Raw records:
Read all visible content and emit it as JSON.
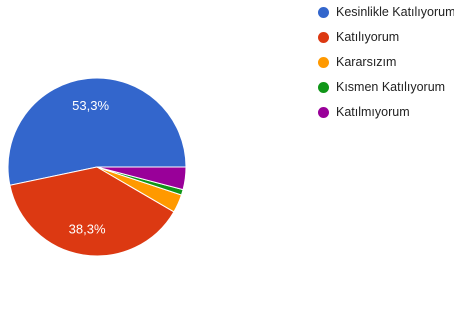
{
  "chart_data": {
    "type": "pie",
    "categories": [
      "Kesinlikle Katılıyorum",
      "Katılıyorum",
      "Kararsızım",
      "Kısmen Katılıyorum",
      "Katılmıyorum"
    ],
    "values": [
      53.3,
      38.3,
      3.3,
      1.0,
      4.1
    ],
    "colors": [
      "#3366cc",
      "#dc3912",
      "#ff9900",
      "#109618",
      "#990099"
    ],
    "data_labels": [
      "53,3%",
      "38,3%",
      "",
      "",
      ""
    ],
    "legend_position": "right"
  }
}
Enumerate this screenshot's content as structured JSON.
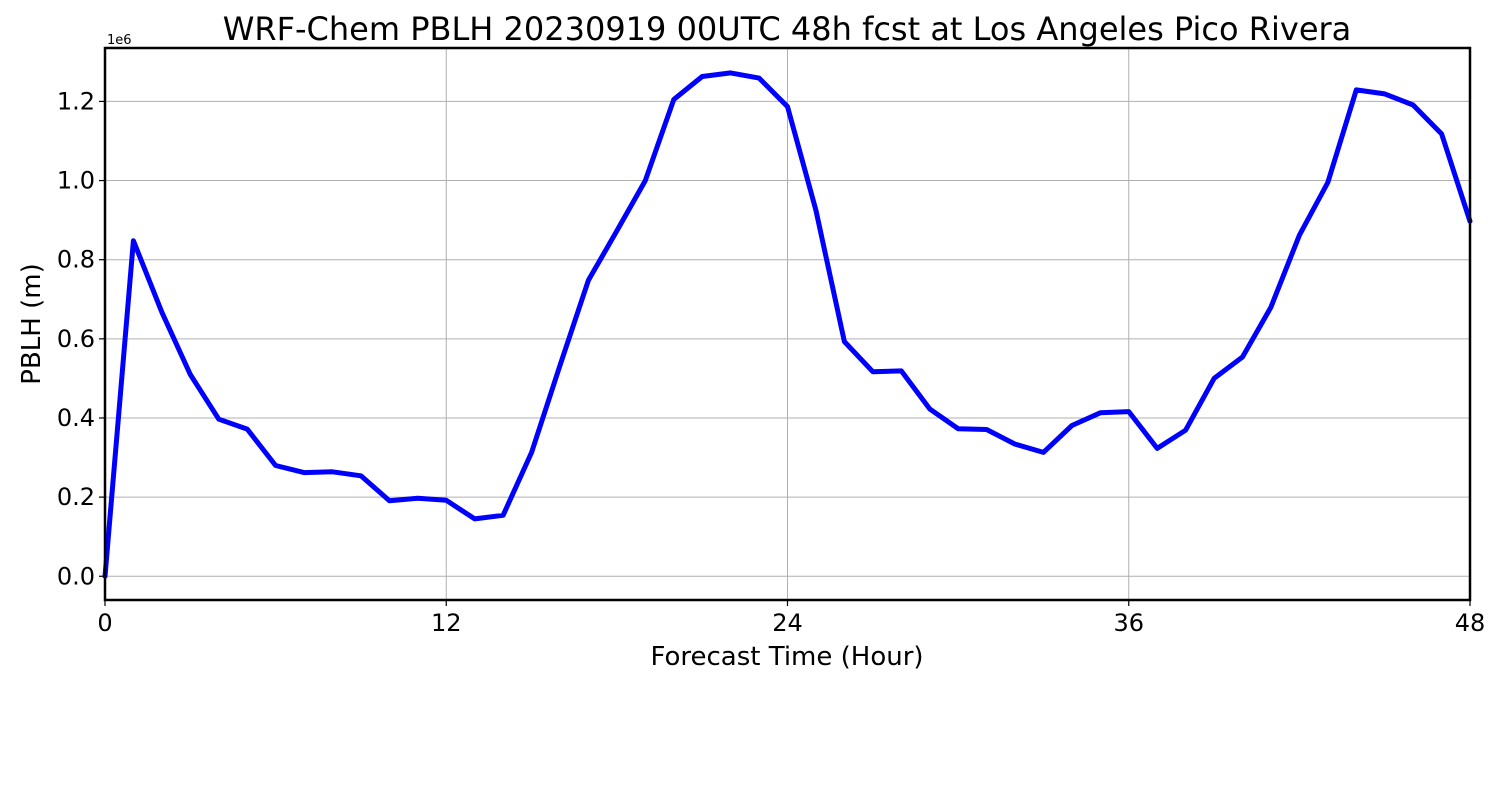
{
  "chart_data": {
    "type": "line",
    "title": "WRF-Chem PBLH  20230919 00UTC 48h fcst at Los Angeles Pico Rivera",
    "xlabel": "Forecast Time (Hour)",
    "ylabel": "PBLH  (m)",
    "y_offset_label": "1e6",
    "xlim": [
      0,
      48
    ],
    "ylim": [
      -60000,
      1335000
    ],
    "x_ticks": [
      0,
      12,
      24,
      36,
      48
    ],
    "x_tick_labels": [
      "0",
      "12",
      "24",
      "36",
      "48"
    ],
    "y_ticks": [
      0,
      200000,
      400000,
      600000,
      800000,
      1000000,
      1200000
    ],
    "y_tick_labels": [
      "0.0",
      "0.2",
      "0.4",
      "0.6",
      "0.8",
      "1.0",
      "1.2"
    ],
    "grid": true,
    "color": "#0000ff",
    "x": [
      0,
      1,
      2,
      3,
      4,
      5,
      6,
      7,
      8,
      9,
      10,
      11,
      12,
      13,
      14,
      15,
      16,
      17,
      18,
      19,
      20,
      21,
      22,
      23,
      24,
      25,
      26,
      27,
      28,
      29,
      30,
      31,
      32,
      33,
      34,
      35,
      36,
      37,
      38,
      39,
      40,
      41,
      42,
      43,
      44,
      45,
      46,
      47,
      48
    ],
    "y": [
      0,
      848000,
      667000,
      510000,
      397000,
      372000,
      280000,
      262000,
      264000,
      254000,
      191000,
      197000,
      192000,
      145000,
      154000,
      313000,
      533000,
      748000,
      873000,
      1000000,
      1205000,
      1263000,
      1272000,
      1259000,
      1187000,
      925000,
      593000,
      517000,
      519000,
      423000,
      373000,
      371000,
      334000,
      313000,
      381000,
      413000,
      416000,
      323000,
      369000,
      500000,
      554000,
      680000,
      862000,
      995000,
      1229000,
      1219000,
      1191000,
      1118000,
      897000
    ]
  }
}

*WHAT YOU HAVE TO DO*
Transcribe the records above exactly, omitting every picture they contain.

*WRITTEN ANSWER*
Read all visible content and emit it as JSON.
{
  "chart_data": {
    "type": "pie",
    "categories": [
      "Kesinlikle Katılıyorum",
      "Katılıyorum",
      "Kararsızım",
      "Kısmen Katılıyorum",
      "Katılmıyorum"
    ],
    "values": [
      53.3,
      38.3,
      3.3,
      1.0,
      4.1
    ],
    "colors": [
      "#3366cc",
      "#dc3912",
      "#ff9900",
      "#109618",
      "#990099"
    ],
    "data_labels": [
      "53,3%",
      "38,3%",
      "",
      "",
      ""
    ],
    "legend_position": "right"
  }
}
Enumerate this screenshot's content as structured JSON.
{
  "chart_data": {
    "type": "line",
    "title": "WRF-Chem PBLH  20230919 00UTC 48h fcst at Los Angeles Pico Rivera",
    "xlabel": "Forecast Time (Hour)",
    "ylabel": "PBLH  (m)",
    "y_offset_label": "1e6",
    "xlim": [
      0,
      48
    ],
    "ylim": [
      -60000,
      1335000
    ],
    "x_ticks": [
      0,
      12,
      24,
      36,
      48
    ],
    "x_tick_labels": [
      "0",
      "12",
      "24",
      "36",
      "48"
    ],
    "y_ticks": [
      0,
      200000,
      400000,
      600000,
      800000,
      1000000,
      1200000
    ],
    "y_tick_labels": [
      "0.0",
      "0.2",
      "0.4",
      "0.6",
      "0.8",
      "1.0",
      "1.2"
    ],
    "grid": true,
    "color": "#0000ff",
    "x": [
      0,
      1,
      2,
      3,
      4,
      5,
      6,
      7,
      8,
      9,
      10,
      11,
      12,
      13,
      14,
      15,
      16,
      17,
      18,
      19,
      20,
      21,
      22,
      23,
      24,
      25,
      26,
      27,
      28,
      29,
      30,
      31,
      32,
      33,
      34,
      35,
      36,
      37,
      38,
      39,
      40,
      41,
      42,
      43,
      44,
      45,
      46,
      47,
      48
    ],
    "y": [
      0,
      848000,
      667000,
      510000,
      397000,
      372000,
      280000,
      262000,
      264000,
      254000,
      191000,
      197000,
      192000,
      145000,
      154000,
      313000,
      533000,
      748000,
      873000,
      1000000,
      1205000,
      1263000,
      1272000,
      1259000,
      1187000,
      925000,
      593000,
      517000,
      519000,
      423000,
      373000,
      371000,
      334000,
      313000,
      381000,
      413000,
      416000,
      323000,
      369000,
      500000,
      554000,
      680000,
      862000,
      995000,
      1229000,
      1219000,
      1191000,
      1118000,
      897000
    ]
  }
}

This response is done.